Stored entries
..........
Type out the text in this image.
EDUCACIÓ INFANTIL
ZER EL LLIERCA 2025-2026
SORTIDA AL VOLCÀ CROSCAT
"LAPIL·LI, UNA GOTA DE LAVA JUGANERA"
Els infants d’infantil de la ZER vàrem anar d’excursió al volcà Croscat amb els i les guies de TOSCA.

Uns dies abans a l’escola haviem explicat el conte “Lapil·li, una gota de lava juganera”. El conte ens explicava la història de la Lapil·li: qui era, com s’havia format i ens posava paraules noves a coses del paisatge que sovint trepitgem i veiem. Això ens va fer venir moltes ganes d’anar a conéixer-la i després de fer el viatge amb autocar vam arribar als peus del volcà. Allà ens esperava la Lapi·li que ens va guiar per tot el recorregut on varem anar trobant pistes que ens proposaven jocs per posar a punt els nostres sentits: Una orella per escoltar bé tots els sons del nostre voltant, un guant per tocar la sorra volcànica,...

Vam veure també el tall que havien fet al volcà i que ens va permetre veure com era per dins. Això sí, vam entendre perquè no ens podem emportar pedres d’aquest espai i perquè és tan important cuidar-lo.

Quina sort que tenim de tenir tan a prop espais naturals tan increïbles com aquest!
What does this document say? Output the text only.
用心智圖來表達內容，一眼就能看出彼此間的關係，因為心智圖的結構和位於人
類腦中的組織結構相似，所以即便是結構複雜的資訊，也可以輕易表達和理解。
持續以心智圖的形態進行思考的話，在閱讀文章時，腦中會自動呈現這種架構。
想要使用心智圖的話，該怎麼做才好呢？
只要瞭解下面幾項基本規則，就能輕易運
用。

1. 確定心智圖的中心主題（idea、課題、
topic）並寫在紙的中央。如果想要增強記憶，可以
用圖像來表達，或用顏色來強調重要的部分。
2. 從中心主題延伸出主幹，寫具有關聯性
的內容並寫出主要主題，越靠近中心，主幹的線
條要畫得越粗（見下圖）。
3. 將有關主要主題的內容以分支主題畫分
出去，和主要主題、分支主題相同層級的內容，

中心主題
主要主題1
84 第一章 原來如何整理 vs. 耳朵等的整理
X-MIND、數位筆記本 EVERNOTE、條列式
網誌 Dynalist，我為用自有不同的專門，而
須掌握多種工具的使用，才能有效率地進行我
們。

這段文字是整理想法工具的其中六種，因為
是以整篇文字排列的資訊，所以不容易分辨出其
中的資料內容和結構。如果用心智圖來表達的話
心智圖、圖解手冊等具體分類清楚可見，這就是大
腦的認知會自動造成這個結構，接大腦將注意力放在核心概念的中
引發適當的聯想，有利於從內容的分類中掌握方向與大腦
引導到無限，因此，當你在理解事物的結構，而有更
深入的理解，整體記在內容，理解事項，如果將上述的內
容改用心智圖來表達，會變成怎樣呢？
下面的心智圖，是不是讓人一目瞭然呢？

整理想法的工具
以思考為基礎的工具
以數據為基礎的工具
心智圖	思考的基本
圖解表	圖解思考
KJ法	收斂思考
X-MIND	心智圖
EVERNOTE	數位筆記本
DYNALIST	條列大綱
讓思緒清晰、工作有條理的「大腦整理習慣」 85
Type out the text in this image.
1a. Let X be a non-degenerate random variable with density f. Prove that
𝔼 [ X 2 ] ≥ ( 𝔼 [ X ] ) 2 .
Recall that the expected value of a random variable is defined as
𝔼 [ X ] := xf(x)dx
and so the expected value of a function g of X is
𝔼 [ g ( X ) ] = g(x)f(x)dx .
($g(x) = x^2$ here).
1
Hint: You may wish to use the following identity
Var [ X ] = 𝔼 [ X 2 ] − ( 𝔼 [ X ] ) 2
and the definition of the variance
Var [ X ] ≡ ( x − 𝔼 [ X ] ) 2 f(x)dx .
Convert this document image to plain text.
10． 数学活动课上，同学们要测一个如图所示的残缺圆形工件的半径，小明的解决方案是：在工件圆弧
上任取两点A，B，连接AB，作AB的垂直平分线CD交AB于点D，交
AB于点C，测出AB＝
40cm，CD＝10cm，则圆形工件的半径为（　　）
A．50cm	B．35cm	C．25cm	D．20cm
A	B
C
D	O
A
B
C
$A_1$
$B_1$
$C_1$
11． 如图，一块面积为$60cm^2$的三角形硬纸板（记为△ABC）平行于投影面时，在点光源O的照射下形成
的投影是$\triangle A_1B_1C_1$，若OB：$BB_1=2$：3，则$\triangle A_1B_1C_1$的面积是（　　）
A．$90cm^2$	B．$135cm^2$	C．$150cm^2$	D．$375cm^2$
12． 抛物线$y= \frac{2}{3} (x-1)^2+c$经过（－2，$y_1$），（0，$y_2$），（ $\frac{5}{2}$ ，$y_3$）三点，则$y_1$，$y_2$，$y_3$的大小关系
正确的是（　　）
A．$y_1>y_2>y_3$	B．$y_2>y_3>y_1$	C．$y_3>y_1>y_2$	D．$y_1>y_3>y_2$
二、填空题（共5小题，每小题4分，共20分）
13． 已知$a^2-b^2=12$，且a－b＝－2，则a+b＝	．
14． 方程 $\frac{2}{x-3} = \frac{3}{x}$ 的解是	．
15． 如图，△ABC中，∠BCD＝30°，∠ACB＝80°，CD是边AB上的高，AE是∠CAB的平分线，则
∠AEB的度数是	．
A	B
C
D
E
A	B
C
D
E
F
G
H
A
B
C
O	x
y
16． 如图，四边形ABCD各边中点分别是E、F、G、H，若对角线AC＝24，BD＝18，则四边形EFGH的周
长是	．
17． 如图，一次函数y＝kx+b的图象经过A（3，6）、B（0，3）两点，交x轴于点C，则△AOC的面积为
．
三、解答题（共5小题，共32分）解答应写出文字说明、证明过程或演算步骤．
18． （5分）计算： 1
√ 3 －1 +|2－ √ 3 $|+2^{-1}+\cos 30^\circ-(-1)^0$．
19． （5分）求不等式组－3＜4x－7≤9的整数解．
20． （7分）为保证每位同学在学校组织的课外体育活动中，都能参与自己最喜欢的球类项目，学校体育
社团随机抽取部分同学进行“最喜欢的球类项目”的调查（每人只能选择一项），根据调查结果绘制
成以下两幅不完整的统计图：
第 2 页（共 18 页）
..........
▶ Work instructions
Everything from the line with "Convert this document image to plain text." through the last line of the material above should be echoed exactly, and nothing else.

▶ Full output
Convert this document image to plain text.
10． 数学活动课上，同学们要测一个如图所示的残缺圆形工件的半径，小明的解决方案是：在工件圆弧
上任取两点A，B，连接AB，作AB的垂直平分线CD交AB于点D，交
AB于点C，测出AB＝
40cm，CD＝10cm，则圆形工件的半径为（　　）
A．50cm	B．35cm	C．25cm	D．20cm
A	B
C
D	O
A
B
C
$A_1$
$B_1$
$C_1$
11． 如图，一块面积为$60cm^2$的三角形硬纸板（记为△ABC）平行于投影面时，在点光源O的照射下形成
的投影是$\triangle A_1B_1C_1$，若OB：$BB_1=2$：3，则$\triangle A_1B_1C_1$的面积是（　　）
A．$90cm^2$	B．$135cm^2$	C．$150cm^2$	D．$375cm^2$
12． 抛物线$y= \frac{2}{3} (x-1)^2+c$经过（－2，$y_1$），（0，$y_2$），（ $\frac{5}{2}$ ，$y_3$）三点，则$y_1$，$y_2$，$y_3$的大小关系
正确的是（　　）
A．$y_1>y_2>y_3$	B．$y_2>y_3>y_1$	C．$y_3>y_1>y_2$	D．$y_1>y_3>y_2$
二、填空题（共5小题，每小题4分，共20分）
13． 已知$a^2-b^2=12$，且a－b＝－2，则a+b＝	．
14． 方程 $\frac{2}{x-3} = \frac{3}{x}$ 的解是	．
15． 如图，△ABC中，∠BCD＝30°，∠ACB＝80°，CD是边AB上的高，AE是∠CAB的平分线，则
∠AEB的度数是	．
A	B
C
D
E
A	B
C
D
E
F
G
H
A
B
C
O	x
y
16． 如图，四边形ABCD各边中点分别是E、F、G、H，若对角线AC＝24，BD＝18，则四边形EFGH的周
长是	．
17． 如图，一次函数y＝kx+b的图象经过A（3，6）、B（0，3）两点，交x轴于点C，则△AOC的面积为
．
三、解答题（共5小题，共32分）解答应写出文字说明、证明过程或演算步骤．
18． （5分）计算： 1
√ 3 －1 +|2－ √ 3 $|+2^{-1}+\cos 30^\circ-(-1)^0$．
19． （5分）求不等式组－3＜4x－7≤9的整数解．
20． （7分）为保证每位同学在学校组织的课外体育活动中，都能参与自己最喜欢的球类项目，学校体育
社团随机抽取部分同学进行“最喜欢的球类项目”的调查（每人只能选择一项），根据调查结果绘制
成以下两幅不完整的统计图：
第 2 页（共 18 页）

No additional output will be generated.